* **TASK INSTRUCTIONS**
• A. According to the Slowcoast Project interview, how many miles did the traveler aim to ride each day?
• B. Write the next part of the Slowcoast Project interview, starting after its final sentence.

>> START SUPPLIED PASSAGE

Give us a run-down of an average day on the Slowcoast Project? I travelled with a tent, but because of the need to charge my gps, laptop and camera batteries I would sometimes stay in a youth hostel, pub or B&B. Also, people who heard about the journey would sometimes offer to put me up; it was great to meet people and find out about their lives. Folk were so generous and I met some amazing people this way.


An average day would be waking early, shower, brew a cup of tea or make some porridge and head off. I would have a rough plan of where I was heading and if I had someone lined up to meet I would calculate how long it would take to get there. I aimed to ride fifty miles each day.


62 | ukhandmade | Spring 2012


Ideally I would ride until lunchtime and then meet with someone to do an interview and photograph their studio or workshop and them working. Sometimes I would just stumble across someone to interview. I would then ride a little more before starting to think about where I might end up that day. I would try and be set up for the night by 8.30 - I mastered the art of one pot cooking. Then I would try and find somewhere to edit a Photofilm which would sometimes be the tent. No two days were alike, the journey was stunning and I would meet the most amazing people.

>> END SUPPLIED PASSAGE
>> START PROVIDED MATERIAL

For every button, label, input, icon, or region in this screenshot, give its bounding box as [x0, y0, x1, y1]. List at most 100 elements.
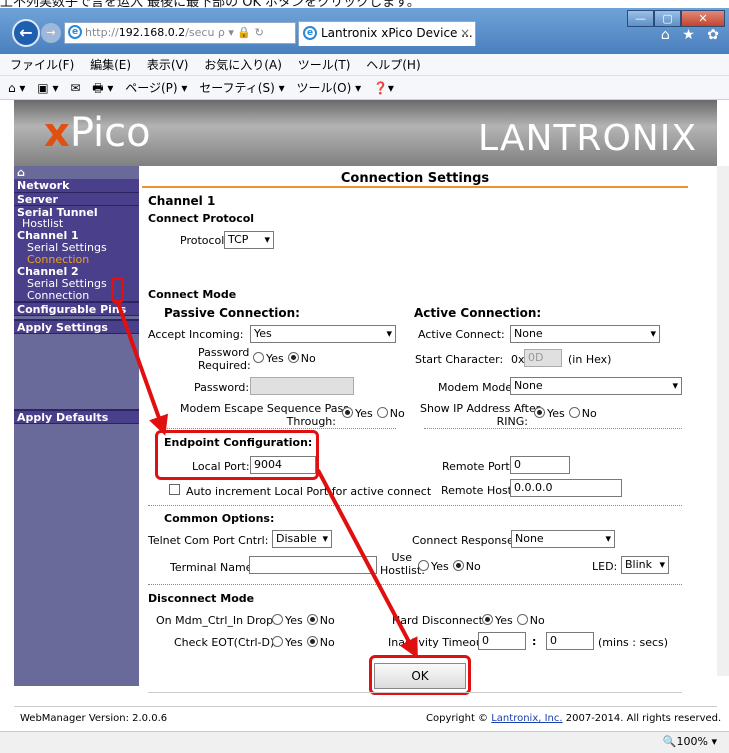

>> END PROVIDED MATERIAL
>> START PROVIDED MATERIAL

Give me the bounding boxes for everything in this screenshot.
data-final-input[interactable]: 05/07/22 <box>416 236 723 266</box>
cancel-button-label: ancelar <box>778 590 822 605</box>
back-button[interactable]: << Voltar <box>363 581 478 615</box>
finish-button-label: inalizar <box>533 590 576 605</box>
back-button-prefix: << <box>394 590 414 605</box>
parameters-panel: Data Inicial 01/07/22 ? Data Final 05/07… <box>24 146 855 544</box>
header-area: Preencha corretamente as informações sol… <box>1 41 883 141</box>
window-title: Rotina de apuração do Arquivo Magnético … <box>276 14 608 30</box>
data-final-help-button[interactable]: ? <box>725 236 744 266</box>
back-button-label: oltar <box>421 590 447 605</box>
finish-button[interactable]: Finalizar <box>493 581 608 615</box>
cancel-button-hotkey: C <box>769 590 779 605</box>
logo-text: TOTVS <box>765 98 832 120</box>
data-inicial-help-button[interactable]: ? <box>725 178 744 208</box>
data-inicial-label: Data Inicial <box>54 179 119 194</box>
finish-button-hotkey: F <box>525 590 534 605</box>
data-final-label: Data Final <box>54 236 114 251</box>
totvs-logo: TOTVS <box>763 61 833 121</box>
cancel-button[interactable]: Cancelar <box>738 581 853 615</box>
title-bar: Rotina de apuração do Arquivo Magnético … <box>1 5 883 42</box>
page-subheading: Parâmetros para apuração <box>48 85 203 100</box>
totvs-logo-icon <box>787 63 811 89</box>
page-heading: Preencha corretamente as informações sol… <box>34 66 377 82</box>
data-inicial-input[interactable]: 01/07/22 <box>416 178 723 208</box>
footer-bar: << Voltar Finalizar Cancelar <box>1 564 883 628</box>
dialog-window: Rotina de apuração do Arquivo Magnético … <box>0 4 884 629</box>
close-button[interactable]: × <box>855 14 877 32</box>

>> END PROVIDED MATERIAL
>> START PROVIDED MATERIAL

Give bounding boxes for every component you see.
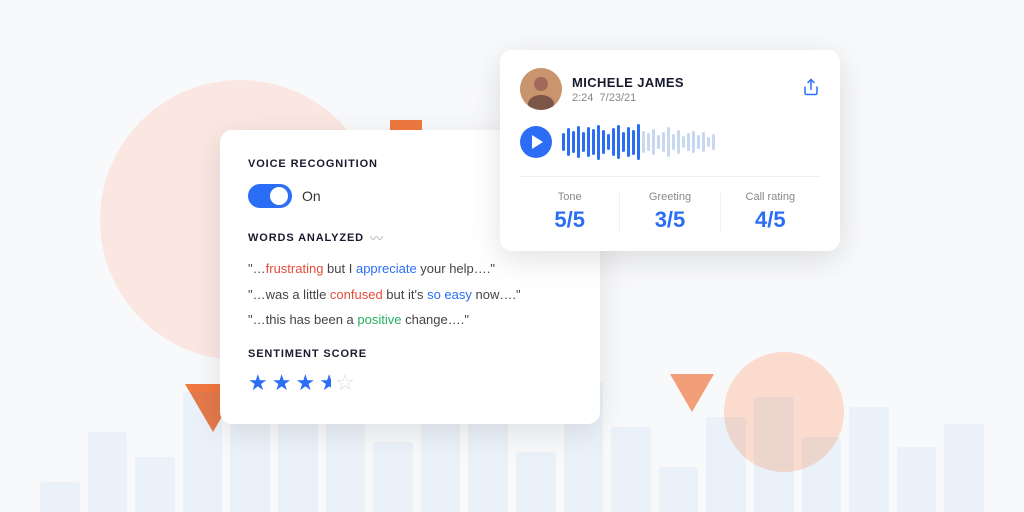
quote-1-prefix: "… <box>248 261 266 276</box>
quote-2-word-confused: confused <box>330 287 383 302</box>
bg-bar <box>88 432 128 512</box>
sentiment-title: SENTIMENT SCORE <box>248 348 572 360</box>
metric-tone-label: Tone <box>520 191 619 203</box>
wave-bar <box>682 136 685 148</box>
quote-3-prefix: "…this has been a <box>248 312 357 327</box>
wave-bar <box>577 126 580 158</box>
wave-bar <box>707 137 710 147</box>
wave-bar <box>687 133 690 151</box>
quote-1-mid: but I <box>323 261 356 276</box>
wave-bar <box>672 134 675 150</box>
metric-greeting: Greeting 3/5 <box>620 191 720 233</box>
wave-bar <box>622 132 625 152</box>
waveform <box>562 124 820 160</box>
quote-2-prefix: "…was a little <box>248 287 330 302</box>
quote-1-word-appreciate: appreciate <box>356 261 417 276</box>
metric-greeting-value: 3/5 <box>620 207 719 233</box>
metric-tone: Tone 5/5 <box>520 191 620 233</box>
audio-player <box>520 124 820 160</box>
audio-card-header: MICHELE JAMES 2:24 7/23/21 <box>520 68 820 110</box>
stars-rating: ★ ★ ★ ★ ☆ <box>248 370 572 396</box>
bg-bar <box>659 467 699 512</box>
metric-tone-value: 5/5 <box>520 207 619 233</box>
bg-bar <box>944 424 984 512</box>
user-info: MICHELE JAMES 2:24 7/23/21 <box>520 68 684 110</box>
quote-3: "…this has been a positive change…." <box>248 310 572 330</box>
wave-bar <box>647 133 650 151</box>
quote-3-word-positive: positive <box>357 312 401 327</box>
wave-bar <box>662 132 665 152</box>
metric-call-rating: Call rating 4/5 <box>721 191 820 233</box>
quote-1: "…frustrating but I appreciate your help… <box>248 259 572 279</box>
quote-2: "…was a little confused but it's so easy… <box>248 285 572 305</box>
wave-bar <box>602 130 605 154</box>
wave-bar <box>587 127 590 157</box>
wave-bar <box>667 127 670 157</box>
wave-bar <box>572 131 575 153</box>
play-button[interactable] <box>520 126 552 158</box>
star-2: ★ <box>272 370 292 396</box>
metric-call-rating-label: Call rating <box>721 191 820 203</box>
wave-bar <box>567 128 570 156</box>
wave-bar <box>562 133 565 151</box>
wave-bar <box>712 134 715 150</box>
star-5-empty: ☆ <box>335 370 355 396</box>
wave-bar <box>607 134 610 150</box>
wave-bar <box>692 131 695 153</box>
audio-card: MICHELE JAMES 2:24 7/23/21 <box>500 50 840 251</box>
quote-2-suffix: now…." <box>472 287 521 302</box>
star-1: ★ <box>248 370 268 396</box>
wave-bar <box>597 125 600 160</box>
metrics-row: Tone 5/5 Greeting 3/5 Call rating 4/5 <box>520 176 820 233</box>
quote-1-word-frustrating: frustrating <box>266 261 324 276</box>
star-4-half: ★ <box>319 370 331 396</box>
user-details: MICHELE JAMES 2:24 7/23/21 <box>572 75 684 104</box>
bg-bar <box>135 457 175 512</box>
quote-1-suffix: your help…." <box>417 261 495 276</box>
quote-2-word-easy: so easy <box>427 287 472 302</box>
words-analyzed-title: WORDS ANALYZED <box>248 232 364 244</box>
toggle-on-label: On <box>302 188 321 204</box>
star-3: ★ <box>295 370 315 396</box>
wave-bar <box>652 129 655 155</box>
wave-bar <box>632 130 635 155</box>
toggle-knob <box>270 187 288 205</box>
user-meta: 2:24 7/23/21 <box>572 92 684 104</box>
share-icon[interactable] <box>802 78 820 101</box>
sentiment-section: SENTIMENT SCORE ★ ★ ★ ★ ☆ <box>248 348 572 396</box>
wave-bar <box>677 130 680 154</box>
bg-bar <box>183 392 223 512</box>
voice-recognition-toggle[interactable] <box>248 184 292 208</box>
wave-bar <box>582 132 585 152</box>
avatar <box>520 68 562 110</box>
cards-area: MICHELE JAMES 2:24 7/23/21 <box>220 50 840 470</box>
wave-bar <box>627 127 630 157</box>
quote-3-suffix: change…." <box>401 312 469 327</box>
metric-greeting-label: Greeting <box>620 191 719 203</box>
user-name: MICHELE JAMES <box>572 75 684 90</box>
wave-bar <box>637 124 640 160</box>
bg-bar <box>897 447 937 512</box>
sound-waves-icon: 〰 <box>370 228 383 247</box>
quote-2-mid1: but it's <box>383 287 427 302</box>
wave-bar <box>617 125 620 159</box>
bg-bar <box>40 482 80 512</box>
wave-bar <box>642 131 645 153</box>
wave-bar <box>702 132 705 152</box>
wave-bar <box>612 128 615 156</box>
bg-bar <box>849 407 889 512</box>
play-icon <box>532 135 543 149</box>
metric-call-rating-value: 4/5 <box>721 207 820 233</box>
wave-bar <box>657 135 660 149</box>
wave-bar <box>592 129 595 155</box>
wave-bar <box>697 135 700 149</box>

>> END PROVIDED MATERIAL

* **ANSWERS PROVIDED**
• A. Fifty miles.

• B.
Do you think crafting has an important part to play in communities? I think there is something amazing about making something with your hands and there is something very special about the people - you can see this in the Photofilms. I would often feel quite emotional about these meetings. To be allowed into someone’s workspace and listen to


them talk about their lives is such a privilege.


Tell us a bit about the Soundslides available to view on your website? Were there any you particularly enjoyed filming? There are over 100 on the Slowcoast website. It’s a chronological ordered set, so as they happened. They all have different qualities; I hope they do justice to the people. If I was to pick one which represents the soul of the ride, it would be Bill the Stick- maker.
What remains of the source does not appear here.